* **Aim**
Retype the listing that follows, word for word.

* **Record excerpts**
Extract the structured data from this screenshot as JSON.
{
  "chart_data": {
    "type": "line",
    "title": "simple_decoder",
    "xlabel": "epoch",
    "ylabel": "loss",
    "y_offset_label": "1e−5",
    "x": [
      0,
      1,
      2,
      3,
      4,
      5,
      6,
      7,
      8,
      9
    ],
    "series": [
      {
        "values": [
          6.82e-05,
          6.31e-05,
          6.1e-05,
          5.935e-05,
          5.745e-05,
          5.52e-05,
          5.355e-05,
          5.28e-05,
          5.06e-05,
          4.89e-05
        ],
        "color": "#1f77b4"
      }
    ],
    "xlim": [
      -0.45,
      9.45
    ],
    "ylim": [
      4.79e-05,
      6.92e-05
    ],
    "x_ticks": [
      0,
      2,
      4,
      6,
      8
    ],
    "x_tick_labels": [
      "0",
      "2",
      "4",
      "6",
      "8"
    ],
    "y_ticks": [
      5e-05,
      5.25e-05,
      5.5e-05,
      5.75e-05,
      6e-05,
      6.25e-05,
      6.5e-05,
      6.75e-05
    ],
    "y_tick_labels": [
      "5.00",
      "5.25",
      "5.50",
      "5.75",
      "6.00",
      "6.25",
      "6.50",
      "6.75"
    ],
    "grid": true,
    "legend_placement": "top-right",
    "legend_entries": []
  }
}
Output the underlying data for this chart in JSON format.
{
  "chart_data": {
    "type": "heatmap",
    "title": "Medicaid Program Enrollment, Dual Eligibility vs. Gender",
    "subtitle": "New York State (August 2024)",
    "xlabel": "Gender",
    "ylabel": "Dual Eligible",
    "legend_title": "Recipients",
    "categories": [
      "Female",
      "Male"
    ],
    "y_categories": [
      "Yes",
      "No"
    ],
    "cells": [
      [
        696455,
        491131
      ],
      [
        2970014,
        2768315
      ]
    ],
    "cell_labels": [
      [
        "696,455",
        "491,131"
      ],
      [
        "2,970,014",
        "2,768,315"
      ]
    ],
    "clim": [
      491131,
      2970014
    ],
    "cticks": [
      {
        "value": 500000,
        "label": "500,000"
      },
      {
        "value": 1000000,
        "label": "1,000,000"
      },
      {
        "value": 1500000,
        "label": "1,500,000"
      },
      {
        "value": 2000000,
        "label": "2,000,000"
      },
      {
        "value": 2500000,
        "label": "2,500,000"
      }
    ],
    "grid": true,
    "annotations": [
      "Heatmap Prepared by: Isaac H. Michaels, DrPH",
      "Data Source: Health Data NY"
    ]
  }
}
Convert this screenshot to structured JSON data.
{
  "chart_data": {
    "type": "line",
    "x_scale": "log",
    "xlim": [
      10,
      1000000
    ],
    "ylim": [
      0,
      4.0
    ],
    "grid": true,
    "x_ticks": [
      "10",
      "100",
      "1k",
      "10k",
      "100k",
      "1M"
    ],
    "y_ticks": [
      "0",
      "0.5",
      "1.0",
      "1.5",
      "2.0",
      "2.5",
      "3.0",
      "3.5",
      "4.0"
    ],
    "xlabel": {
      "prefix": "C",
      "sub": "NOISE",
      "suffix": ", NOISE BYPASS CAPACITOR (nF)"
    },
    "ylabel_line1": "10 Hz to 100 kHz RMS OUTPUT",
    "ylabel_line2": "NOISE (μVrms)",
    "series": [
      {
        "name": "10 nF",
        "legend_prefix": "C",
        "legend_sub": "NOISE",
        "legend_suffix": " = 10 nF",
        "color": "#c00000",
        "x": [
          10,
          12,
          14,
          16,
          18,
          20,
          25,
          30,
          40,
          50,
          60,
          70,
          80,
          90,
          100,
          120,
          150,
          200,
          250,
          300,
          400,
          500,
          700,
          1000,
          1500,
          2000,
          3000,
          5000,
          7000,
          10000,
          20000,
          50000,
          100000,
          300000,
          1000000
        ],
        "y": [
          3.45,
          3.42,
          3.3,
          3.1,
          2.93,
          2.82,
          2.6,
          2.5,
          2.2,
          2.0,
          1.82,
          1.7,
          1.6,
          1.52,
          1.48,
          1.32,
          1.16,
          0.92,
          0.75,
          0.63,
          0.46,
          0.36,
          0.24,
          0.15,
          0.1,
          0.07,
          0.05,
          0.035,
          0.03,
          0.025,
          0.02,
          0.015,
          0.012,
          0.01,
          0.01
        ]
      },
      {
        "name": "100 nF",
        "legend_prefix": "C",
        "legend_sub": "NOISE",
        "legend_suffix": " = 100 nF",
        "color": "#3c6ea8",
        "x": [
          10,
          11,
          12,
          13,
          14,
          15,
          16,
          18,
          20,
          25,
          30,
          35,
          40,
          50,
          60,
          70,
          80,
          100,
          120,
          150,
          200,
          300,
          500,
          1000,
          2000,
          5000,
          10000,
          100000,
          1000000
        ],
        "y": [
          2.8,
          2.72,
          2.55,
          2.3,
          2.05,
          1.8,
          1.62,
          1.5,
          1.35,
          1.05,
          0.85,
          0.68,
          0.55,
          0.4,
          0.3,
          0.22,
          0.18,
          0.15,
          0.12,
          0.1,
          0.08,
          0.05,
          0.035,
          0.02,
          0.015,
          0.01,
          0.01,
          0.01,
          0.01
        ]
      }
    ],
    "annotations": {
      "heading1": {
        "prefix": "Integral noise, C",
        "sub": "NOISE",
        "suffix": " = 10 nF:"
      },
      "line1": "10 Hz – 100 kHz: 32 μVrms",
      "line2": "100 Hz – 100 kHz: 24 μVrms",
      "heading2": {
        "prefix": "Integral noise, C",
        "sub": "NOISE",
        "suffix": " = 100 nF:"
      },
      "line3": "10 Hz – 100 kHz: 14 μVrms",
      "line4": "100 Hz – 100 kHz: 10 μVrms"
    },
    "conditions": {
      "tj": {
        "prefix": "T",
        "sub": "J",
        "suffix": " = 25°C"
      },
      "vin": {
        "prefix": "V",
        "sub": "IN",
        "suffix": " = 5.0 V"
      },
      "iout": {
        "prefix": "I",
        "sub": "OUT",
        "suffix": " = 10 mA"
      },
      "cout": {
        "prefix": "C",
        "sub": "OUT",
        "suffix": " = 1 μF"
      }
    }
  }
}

* **Solved exercise**
Extract the structured data from this screenshot as JSON.
{
  "chart_data": {
    "type": "line",
    "title": "simple_decoder",
    "xlabel": "epoch",
    "ylabel": "loss",
    "y_offset_label": "1e−5",
    "x": [
      0,
      1,
      2,
      3,
      4,
      5,
      6,
      7,
      8,
      9
    ],
    "series": [
      {
        "values": [
          6.82e-05,
          6.31e-05,
          6.1e-05,
          5.935e-05,
          5.745e-05,
          5.52e-05,
          5.355e-05,
          5.28e-05,
          5.06e-05,
          4.89e-05
        ],
        "color": "#1f77b4"
      }
    ],
    "xlim": [
      -0.45,
      9.45
    ],
    "ylim": [
      4.79e-05,
      6.92e-05
    ],
    "x_ticks": [
      0,
      2,
      4,
      6,
      8
    ],
    "x_tick_labels": [
      "0",
      "2",
      "4",
      "6",
      "8"
    ],
    "y_ticks": [
      5e-05,
      5.25e-05,
      5.5e-05,
      5.75e-05,
      6e-05,
      6.25e-05,
      6.5e-05,
      6.75e-05
    ],
    "y_tick_labels": [
      "5.00",
      "5.25",
      "5.50",
      "5.75",
      "6.00",
      "6.25",
      "6.50",
      "6.75"
    ],
    "grid": true,
    "legend_placement": "top-right",
    "legend_entries": []
  }
}
Output the underlying data for this chart in JSON format.
{
  "chart_data": {
    "type": "heatmap",
    "title": "Medicaid Program Enrollment, Dual Eligibility vs. Gender",
    "subtitle": "New York State (August 2024)",
    "xlabel": "Gender",
    "ylabel": "Dual Eligible",
    "legend_title": "Recipients",
    "categories": [
      "Female",
      "Male"
    ],
    "y_categories": [
      "Yes",
      "No"
    ],
    "cells": [
      [
        696455,
        491131
      ],
      [
        2970014,
        2768315
      ]
    ],
    "cell_labels": [
      [
        "696,455",
        "491,131"
      ],
      [
        "2,970,014",
        "2,768,315"
      ]
    ],
    "clim": [
      491131,
      2970014
    ],
    "cticks": [
      {
        "value": 500000,
        "label": "500,000"
      },
      {
        "value": 1000000,
        "label": "1,000,000"
      },
      {
        "value": 1500000,
        "label": "1,500,000"
      },
      {
        "value": 2000000,
        "label": "2,000,000"
      },
      {
        "value": 2500000,
        "label": "2,500,000"
      }
    ],
    "grid": true,
    "annotations": [
      "Heatmap Prepared by: Isaac H. Michaels, DrPH",
      "Data Source: Health Data NY"
    ]
  }
}
Convert this screenshot to structured JSON data.
{
  "chart_data": {
    "type": "line",
    "x_scale": "log",
    "xlim": [
      10,
      1000000
    ],
    "ylim": [
      0,
      4.0
    ],
    "grid": true,
    "x_ticks": [
      "10",
      "100",
      "1k",
      "10k",
      "100k",
      "1M"
    ],
    "y_ticks": [
      "0",
      "0.5",
      "1.0",
      "1.5",
      "2.0",
      "2.5",
      "3.0",
      "3.5",
      "4.0"
    ],
    "xlabel": {
      "prefix": "C",
      "sub": "NOISE",
      "suffix": ", NOISE BYPASS CAPACITOR (nF)"
    },
    "ylabel_line1": "10 Hz to 100 kHz RMS OUTPUT",
    "ylabel_line2": "NOISE (μVrms)",
    "series": [
      {
        "name": "10 nF",
        "legend_prefix": "C",
        "legend_sub": "NOISE",
        "legend_suffix": " = 10 nF",
        "color": "#c00000",
        "x": [
          10,
          12,
          14,
          16,
          18,
          20,
          25,
          30,
          40,
          50,
          60,
          70,
          80,
          90,
          100,
          120,
          150,
          200,
          250,
          300,
          400,
          500,
          700,
          1000,
          1500,
          2000,
          3000,
          5000,
          7000,
          10000,
          20000,
          50000,
          100000,
          300000,
          1000000
        ],
        "y": [
          3.45,
          3.42,
          3.3,
          3.1,
          2.93,
          2.82,
          2.6,
          2.5,
          2.2,
          2.0,
          1.82,
          1.7,
          1.6,
          1.52,
          1.48,
          1.32,
          1.16,
          0.92,
          0.75,
          0.63,
          0.46,
          0.36,
          0.24,
          0.15,
          0.1,
          0.07,
          0.05,
          0.035,
          0.03,
          0.025,
          0.02,
          0.015,
          0.012,
          0.01,
          0.01
        ]
      },
      {
        "name": "100 nF",
        "legend_prefix": "C",
        "legend_sub": "NOISE",
        "legend_suffix": " = 100 nF",
        "color": "#3c6ea8",
        "x": [
          10,
          11,
          12,
          13,
          14,
          15,
          16,
          18,
          20,
          25,
          30,
          35,
          40,
          50,
          60,
          70,
          80,
          100,
          120,
          150,
          200,
          300,
          500,
          1000,
          2000,
          5000,
          10000,
          100000,
          1000000
        ],
        "y": [
          2.8,
          2.72,
          2.55,
          2.3,
          2.05,
          1.8,
          1.62,
          1.5,
          1.35,
          1.05,
          0.85,
          0.68,
          0.55,
          0.4,
          0.3,
          0.22,
          0.18,
          0.15,
          0.12,
          0.1,
          0.08,
          0.05,
          0.035,
          0.02,
          0.015,
          0.01,
          0.01,
          0.01,
          0.01
        ]
      }
    ],
    "annotations": {
      "heading1": {
        "prefix": "Integral noise, C",
        "sub": "NOISE",
        "suffix": " = 10 nF:"
      },
      "line1": "10 Hz – 100 kHz: 32 μVrms",
      "line2": "100 Hz – 100 kHz: 24 μVrms",
      "heading2": {
        "prefix": "Integral noise, C",
        "sub": "NOISE",
        "suffix": " = 100 nF:"
      },
      "line3": "10 Hz – 100 kHz: 14 μVrms",
      "line4": "100 Hz – 100 kHz: 10 μVrms"
    },
    "conditions": {
      "tj": {
        "prefix": "T",
        "sub": "J",
        "suffix": " = 25°C"
      },
      "vin": {
        "prefix": "V",
        "sub": "IN",
        "suffix": " = 5.0 V"
      },
      "iout": {
        "prefix": "I",
        "sub": "OUT",
        "suffix": " = 10 mA"
      },
      "cout": {
        "prefix": "C",
        "sub": "OUT",
        "suffix": " = 1 μF"
      }
    }
  }
}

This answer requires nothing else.